§ **Task directions**: Can you write out all the lines word for word, with no pictures?

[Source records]
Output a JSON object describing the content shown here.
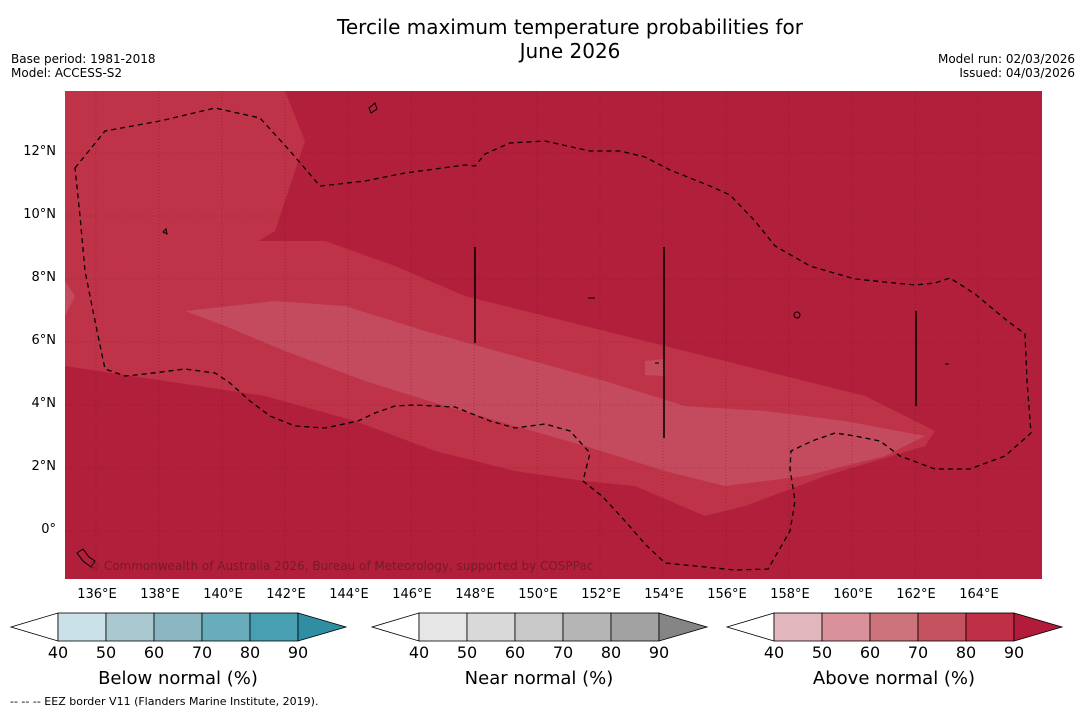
{
  "title": {
    "line1": "Tercile maximum temperature probabilities for",
    "line2": "June 2026"
  },
  "meta": {
    "base_period": "Base period: 1981-2018",
    "model": "Model: ACCESS-S2",
    "model_run": "Model run: 02/03/2026",
    "issued": "Issued: 04/03/2026"
  },
  "map": {
    "lat_ticks": [
      "12°N",
      "10°N",
      "8°N",
      "6°N",
      "4°N",
      "2°N",
      "0°"
    ],
    "lon_ticks": [
      "136°E",
      "138°E",
      "140°E",
      "142°E",
      "144°E",
      "146°E",
      "148°E",
      "150°E",
      "152°E",
      "154°E",
      "156°E",
      "158°E",
      "160°E",
      "162°E",
      "164°E"
    ],
    "copyright": "© Commonwealth of Australia 2026, Bureau of Meteorology, supported by COSPPac",
    "background_color": "#b21f3b"
  },
  "colorbars": [
    {
      "title": "Below normal (%)",
      "ticks": [
        "40",
        "50",
        "60",
        "70",
        "80",
        "90"
      ],
      "colors": [
        "#ffffff",
        "#c9e1e7",
        "#a9c8cf",
        "#8ab6c2",
        "#69acbb",
        "#489fb1",
        "#2f8ea2"
      ]
    },
    {
      "title": "Near normal (%)",
      "ticks": [
        "40",
        "50",
        "60",
        "70",
        "80",
        "90"
      ],
      "colors": [
        "#ffffff",
        "#e6e6e6",
        "#d9d9d9",
        "#c8c8c8",
        "#b5b5b5",
        "#a2a2a2",
        "#858585"
      ]
    },
    {
      "title": "Above normal (%)",
      "ticks": [
        "40",
        "50",
        "60",
        "70",
        "80",
        "90"
      ],
      "colors": [
        "#ffffff",
        "#e2b8be",
        "#d99299",
        "#cc737c",
        "#c4535f",
        "#bf2f45",
        "#b21b39"
      ]
    }
  ],
  "footnote": "--  --  -- EEZ border V11 (Flanders Marine Institute, 2019)."
}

§ **Response below**:
Output a JSON object describing the content shown here.
{
  "title": {
    "line1": "Tercile maximum temperature probabilities for",
    "line2": "June 2026"
  },
  "meta": {
    "base_period": "Base period: 1981-2018",
    "model": "Model: ACCESS-S2",
    "model_run": "Model run: 02/03/2026",
    "issued": "Issued: 04/03/2026"
  },
  "map": {
    "lat_ticks": [
      "12°N",
      "10°N",
      "8°N",
      "6°N",
      "4°N",
      "2°N",
      "0°"
    ],
    "lon_ticks": [
      "136°E",
      "138°E",
      "140°E",
      "142°E",
      "144°E",
      "146°E",
      "148°E",
      "150°E",
      "152°E",
      "154°E",
      "156°E",
      "158°E",
      "160°E",
      "162°E",
      "164°E"
    ],
    "copyright": "© Commonwealth of Australia 2026, Bureau of Meteorology, supported by COSPPac",
    "background_color": "#b21f3b"
  },
  "colorbars": [
    {
      "title": "Below normal (%)",
      "ticks": [
        "40",
        "50",
        "60",
        "70",
        "80",
        "90"
      ],
      "colors": [
        "#ffffff",
        "#c9e1e7",
        "#a9c8cf",
        "#8ab6c2",
        "#69acbb",
        "#489fb1",
        "#2f8ea2"
      ]
    },
    {
      "title": "Near normal (%)",
      "ticks": [
        "40",
        "50",
        "60",
        "70",
        "80",
        "90"
      ],
      "colors": [
        "#ffffff",
        "#e6e6e6",
        "#d9d9d9",
        "#c8c8c8",
        "#b5b5b5",
        "#a2a2a2",
        "#858585"
      ]
    },
    {
      "title": "Above normal (%)",
      "ticks": [
        "40",
        "50",
        "60",
        "70",
        "80",
        "90"
      ],
      "colors": [
        "#ffffff",
        "#e2b8be",
        "#d99299",
        "#cc737c",
        "#c4535f",
        "#bf2f45",
        "#b21b39"
      ]
    }
  ],
  "footnote": "--  --  -- EEZ border V11 (Flanders Marine Institute, 2019)."
}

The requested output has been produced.